>> BEGIN Information shown

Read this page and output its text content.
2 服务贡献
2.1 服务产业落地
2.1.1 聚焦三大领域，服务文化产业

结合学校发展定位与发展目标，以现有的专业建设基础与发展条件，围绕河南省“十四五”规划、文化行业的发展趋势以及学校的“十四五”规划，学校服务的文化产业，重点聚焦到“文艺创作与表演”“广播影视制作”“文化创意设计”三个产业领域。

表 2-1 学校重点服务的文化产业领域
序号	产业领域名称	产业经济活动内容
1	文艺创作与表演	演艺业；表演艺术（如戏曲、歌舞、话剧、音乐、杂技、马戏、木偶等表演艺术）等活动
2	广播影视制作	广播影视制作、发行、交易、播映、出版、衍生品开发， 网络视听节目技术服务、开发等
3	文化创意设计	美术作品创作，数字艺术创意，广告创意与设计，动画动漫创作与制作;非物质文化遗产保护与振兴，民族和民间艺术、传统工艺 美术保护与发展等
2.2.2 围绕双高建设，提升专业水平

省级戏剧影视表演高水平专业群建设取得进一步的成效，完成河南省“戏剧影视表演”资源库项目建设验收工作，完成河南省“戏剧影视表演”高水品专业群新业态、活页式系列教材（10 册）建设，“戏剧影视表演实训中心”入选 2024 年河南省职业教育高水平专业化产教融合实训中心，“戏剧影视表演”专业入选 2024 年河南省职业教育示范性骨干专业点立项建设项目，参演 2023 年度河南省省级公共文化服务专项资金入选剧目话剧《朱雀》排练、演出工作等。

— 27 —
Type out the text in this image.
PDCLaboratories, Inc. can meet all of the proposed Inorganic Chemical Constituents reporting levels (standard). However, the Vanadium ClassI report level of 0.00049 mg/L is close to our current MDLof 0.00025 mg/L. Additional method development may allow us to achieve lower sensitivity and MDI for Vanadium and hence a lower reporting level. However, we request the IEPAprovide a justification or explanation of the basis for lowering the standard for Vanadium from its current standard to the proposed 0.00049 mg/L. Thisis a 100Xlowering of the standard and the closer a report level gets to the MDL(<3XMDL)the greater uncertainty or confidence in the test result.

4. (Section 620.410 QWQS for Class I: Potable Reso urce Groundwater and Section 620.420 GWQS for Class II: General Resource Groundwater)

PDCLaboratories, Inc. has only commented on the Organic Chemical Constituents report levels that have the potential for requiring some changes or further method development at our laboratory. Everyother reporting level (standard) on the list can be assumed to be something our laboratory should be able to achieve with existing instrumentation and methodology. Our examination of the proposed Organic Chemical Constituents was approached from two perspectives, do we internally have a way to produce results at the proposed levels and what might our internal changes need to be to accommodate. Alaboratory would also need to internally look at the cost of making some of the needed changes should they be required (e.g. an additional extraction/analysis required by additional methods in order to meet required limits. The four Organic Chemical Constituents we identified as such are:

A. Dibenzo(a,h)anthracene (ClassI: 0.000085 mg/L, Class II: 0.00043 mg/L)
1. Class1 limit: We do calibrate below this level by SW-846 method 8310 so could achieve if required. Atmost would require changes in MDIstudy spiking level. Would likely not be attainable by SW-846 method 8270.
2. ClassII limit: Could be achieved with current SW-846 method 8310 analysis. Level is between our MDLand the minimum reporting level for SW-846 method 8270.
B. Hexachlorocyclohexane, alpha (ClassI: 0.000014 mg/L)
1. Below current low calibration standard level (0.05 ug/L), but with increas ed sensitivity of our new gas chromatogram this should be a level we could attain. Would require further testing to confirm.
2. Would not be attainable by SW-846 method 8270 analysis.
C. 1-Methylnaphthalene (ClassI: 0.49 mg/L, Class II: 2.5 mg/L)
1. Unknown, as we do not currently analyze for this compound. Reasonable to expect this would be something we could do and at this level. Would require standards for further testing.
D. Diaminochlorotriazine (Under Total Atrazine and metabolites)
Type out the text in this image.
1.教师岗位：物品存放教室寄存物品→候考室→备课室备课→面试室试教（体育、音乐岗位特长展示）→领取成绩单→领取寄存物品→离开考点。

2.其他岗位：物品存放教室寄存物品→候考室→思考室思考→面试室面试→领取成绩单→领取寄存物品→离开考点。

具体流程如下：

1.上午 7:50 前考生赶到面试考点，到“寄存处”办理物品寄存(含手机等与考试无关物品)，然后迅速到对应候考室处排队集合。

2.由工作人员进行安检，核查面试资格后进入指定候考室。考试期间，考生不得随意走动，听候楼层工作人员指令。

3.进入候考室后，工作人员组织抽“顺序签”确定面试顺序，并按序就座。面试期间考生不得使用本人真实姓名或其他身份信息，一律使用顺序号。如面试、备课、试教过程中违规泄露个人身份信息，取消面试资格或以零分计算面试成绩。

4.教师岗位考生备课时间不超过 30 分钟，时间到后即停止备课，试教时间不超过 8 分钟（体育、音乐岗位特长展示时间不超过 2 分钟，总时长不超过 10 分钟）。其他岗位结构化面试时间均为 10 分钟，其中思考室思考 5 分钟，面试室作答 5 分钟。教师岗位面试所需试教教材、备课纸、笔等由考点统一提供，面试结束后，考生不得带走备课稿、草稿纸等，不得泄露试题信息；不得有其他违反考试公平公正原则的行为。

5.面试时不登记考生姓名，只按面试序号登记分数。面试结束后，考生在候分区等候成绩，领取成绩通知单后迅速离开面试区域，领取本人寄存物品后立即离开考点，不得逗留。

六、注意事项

>> END Information shown

Problem description: Output nothing but the number of lines in the data containing the string "广播影视制作".

Problem solution: 2